**** EXERCISE DATA

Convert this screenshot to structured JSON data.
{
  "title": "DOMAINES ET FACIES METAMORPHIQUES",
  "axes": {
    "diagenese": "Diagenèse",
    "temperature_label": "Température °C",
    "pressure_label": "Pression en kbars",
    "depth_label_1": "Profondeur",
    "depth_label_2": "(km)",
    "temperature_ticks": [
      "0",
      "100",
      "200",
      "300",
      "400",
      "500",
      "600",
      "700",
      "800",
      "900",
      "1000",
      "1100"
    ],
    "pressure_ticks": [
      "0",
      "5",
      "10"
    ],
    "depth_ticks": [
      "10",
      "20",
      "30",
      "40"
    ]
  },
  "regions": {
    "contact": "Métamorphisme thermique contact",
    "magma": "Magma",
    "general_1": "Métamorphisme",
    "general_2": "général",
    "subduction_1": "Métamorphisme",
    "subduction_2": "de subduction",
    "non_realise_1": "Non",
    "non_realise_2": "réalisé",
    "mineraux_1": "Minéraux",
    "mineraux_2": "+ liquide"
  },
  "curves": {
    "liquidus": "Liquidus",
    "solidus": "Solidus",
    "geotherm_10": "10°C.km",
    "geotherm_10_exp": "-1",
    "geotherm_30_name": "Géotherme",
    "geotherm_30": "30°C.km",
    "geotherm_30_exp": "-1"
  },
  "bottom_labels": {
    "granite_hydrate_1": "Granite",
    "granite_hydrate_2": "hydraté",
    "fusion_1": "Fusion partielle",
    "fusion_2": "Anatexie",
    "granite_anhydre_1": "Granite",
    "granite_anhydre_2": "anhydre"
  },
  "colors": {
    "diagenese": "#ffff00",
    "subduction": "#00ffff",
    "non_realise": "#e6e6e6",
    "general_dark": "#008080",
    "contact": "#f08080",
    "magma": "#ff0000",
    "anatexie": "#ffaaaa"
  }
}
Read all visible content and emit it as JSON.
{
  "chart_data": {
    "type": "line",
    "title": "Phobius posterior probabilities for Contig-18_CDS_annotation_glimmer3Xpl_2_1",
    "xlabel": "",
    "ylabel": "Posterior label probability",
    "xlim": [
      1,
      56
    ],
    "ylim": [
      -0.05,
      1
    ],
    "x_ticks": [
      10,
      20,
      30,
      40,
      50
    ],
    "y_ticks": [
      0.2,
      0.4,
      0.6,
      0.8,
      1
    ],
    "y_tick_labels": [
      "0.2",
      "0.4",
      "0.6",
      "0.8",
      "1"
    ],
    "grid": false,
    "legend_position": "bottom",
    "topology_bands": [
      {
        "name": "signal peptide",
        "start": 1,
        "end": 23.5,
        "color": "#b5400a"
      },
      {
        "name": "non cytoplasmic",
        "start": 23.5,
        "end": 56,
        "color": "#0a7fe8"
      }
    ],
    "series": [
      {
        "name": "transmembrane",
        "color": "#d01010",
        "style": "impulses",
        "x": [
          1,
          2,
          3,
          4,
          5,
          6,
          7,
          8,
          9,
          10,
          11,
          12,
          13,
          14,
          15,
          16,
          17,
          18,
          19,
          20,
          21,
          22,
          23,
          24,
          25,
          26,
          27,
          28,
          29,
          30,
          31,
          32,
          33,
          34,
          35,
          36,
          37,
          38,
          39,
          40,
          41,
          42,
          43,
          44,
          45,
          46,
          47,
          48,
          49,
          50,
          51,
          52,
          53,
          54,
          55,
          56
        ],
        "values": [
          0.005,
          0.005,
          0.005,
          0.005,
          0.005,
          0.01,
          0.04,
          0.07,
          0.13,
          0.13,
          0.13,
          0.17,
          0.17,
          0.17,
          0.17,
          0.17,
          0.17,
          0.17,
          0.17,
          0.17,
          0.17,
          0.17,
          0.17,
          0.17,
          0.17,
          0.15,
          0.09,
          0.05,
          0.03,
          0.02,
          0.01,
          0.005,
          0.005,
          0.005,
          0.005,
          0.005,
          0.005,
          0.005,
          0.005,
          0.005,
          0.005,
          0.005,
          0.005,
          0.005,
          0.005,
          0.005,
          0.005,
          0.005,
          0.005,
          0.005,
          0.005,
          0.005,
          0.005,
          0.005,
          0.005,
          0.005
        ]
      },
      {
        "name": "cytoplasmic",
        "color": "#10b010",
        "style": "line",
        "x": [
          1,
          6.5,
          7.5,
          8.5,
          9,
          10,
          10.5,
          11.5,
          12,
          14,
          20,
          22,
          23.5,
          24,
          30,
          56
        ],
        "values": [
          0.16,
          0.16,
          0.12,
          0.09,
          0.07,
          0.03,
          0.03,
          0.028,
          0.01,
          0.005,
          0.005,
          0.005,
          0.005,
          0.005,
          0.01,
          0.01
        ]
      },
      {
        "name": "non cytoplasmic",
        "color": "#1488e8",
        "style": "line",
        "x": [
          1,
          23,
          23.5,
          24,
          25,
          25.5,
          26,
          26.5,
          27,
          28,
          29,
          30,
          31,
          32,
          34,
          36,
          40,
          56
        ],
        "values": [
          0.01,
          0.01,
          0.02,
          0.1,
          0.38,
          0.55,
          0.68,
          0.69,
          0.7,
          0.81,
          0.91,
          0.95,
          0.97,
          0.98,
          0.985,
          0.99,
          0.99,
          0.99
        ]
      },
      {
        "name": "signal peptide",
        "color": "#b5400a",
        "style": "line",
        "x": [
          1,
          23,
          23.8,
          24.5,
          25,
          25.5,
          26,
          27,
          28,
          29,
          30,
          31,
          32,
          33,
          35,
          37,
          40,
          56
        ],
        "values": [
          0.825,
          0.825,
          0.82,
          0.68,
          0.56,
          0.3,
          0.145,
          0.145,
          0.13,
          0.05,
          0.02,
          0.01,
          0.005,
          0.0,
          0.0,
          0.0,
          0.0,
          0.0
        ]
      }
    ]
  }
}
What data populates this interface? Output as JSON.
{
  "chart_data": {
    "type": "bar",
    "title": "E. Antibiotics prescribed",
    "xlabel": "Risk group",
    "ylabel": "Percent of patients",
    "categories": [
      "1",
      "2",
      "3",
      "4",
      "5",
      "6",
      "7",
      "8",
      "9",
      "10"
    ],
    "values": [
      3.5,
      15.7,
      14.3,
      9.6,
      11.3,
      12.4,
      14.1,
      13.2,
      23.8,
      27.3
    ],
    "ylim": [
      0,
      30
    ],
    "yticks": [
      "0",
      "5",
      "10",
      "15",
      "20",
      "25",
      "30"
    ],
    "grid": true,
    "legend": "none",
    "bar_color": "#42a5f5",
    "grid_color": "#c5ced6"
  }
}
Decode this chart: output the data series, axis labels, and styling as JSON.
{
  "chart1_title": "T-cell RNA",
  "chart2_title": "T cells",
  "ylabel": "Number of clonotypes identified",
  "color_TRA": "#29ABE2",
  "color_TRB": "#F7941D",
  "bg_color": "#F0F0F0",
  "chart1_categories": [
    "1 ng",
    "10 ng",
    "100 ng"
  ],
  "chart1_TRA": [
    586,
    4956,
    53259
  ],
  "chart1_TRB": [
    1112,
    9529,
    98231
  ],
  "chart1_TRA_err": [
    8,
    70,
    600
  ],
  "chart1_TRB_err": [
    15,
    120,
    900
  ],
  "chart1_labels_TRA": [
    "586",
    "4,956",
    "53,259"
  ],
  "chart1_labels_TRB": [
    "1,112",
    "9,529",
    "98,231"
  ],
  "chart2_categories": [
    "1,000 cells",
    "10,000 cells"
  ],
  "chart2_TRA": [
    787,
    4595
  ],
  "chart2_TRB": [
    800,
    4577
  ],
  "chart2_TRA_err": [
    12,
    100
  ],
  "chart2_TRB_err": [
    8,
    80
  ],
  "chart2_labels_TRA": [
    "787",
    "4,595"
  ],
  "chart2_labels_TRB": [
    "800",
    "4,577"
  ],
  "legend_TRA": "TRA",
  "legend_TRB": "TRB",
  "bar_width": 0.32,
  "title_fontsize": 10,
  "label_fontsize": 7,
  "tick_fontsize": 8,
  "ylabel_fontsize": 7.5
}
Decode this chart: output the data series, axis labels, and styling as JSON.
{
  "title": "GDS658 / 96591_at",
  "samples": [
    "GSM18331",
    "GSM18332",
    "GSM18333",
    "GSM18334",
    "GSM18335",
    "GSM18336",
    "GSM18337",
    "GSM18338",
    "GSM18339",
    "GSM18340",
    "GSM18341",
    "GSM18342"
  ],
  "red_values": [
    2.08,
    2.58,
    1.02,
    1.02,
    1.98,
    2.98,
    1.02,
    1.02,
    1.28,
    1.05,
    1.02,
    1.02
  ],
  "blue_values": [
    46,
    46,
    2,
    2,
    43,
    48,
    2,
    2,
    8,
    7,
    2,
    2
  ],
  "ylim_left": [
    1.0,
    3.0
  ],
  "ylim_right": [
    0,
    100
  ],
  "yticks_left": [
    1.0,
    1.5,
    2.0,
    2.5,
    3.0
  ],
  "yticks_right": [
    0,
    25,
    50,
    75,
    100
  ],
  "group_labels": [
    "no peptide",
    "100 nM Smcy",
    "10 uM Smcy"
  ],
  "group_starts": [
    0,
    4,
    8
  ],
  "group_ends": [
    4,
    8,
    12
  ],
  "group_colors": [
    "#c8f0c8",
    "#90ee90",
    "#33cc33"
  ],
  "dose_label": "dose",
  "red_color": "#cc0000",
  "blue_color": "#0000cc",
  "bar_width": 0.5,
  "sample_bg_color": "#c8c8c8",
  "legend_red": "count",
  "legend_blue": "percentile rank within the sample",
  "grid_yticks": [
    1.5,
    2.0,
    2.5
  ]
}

********

WHAT YOU HAVE TO DO
If a line above holds the word "Métamorphisme", copy it.

RESPONSE AREA
    "contact": "Métamorphisme thermique contact",
    "general_1": "Métamorphisme",
    "subduction_1": "Métamorphisme",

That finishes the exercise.